■ **WHAT THIS TASK INVOLVES**: Lay out the records as a Markdown table with the columns Number and Text, beginning at the first line and stopping after the line that contains "number-spinner[interactable]: [904, 278, 921, 306]". Put each line in its own row and leave out blank lines.

--- begin AVAILABLE RECORDS ---

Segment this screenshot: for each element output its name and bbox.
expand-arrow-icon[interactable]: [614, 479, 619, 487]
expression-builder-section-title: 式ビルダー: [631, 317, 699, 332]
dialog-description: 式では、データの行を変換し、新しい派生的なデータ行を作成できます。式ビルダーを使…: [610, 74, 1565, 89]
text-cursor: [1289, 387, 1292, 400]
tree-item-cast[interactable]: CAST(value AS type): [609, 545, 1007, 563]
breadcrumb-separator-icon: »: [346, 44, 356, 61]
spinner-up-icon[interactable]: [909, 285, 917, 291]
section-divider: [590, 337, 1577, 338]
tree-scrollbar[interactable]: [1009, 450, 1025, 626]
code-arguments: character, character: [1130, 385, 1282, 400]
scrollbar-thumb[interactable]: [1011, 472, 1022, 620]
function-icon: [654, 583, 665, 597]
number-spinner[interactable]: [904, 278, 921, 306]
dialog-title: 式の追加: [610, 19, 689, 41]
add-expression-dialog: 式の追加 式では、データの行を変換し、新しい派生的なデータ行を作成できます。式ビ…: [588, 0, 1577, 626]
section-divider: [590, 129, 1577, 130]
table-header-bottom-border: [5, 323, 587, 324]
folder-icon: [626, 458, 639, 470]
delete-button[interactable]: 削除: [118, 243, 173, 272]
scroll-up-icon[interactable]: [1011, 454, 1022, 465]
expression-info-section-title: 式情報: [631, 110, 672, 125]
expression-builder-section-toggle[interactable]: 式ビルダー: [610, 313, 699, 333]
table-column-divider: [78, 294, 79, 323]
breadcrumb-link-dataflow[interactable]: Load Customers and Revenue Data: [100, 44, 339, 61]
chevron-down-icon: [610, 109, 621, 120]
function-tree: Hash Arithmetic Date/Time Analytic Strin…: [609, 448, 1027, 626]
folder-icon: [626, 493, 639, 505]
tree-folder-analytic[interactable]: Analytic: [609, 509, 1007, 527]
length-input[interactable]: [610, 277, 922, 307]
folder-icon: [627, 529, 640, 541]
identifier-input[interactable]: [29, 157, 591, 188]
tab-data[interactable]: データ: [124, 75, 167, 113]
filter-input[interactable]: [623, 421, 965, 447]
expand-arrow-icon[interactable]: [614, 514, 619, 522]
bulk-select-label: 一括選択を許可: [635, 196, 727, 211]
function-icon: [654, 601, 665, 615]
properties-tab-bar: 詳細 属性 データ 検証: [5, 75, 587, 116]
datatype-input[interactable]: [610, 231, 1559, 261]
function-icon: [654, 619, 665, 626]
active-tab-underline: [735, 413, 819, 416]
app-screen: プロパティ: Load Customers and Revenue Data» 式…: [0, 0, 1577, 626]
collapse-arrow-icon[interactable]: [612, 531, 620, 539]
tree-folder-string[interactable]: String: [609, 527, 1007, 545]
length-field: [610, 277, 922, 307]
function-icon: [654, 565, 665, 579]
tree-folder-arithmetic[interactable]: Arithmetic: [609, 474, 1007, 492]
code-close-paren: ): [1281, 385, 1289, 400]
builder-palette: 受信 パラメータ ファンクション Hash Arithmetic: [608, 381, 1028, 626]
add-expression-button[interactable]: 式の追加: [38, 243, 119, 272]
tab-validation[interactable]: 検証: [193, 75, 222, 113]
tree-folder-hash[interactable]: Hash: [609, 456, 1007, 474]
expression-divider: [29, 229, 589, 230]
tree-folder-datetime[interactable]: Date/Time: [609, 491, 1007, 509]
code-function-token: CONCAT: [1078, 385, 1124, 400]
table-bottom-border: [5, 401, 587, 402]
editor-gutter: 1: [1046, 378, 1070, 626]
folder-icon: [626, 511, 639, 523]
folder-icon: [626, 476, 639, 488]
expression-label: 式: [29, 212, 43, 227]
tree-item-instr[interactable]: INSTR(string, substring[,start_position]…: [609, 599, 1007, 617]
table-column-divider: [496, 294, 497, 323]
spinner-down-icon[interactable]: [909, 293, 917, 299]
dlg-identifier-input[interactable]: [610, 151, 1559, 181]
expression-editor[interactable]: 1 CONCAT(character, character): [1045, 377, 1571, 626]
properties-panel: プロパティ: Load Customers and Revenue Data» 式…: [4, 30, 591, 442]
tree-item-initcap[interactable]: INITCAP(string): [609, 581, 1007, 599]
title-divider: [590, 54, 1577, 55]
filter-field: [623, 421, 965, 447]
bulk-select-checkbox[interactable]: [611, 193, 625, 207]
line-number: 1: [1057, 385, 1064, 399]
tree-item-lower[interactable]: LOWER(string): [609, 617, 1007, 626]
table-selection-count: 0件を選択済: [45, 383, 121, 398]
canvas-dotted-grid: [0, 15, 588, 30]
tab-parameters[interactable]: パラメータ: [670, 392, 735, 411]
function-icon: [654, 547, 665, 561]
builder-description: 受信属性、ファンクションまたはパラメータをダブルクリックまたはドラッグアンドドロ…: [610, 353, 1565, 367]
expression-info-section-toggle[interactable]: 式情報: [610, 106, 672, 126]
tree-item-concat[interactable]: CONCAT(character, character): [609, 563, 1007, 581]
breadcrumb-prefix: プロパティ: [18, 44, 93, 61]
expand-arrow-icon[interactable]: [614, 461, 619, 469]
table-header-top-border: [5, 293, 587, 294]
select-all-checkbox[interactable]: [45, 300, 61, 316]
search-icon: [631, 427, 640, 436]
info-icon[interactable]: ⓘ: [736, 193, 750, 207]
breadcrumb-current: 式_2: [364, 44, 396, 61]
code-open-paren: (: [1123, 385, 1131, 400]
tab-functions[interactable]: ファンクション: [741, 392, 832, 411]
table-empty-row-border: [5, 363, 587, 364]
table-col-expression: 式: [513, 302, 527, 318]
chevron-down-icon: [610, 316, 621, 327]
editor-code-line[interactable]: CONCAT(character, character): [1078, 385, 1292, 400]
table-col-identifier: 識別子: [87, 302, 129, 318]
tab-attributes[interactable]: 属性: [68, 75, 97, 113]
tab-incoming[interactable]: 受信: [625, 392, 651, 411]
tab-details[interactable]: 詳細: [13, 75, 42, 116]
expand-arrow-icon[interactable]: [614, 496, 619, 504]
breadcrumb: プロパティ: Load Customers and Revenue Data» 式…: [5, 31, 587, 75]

--- end AVAILABLE RECORDS ---

■ **RESULT FOR THIS TASK**:
| Number | Text |
|---|---|
| 1 | Segment this screenshot: for each element output its name and bbox. |
| 2 | expand-arrow-icon[interactable]: [614, 479, 619, 487] |
| 3 | expression-builder-section-title: 式ビルダー: [631, 317, 699, 332] |
| 4 | dialog-description: 式では、データの行を変換し、新しい派生的なデータ行を作成できます。式ビルダーを使…: [610, 74, 1565, 89] |
| 5 | text-cursor: [1289, 387, 1292, 400] |
| 6 | tree-item-cast[interactable]: CAST(value AS type): [609, 545, 1007, 563] |
| 7 | breadcrumb-separator-icon: »: [346, 44, 356, 61] |
| 8 | spinner-up-icon[interactable]: [909, 285, 917, 291] |
| 9 | section-divider: [590, 337, 1577, 338] |
| 10 | tree-scrollbar[interactable]: [1009, 450, 1025, 626] |
| 11 | code-arguments: character, character: [1130, 385, 1282, 400] |
| 12 | scrollbar-thumb[interactable]: [1011, 472, 1022, 620] |
| 13 | function-icon: [654, 583, 665, 597] |
| 14 | number-spinner[interactable]: [904, 278, 921, 306] |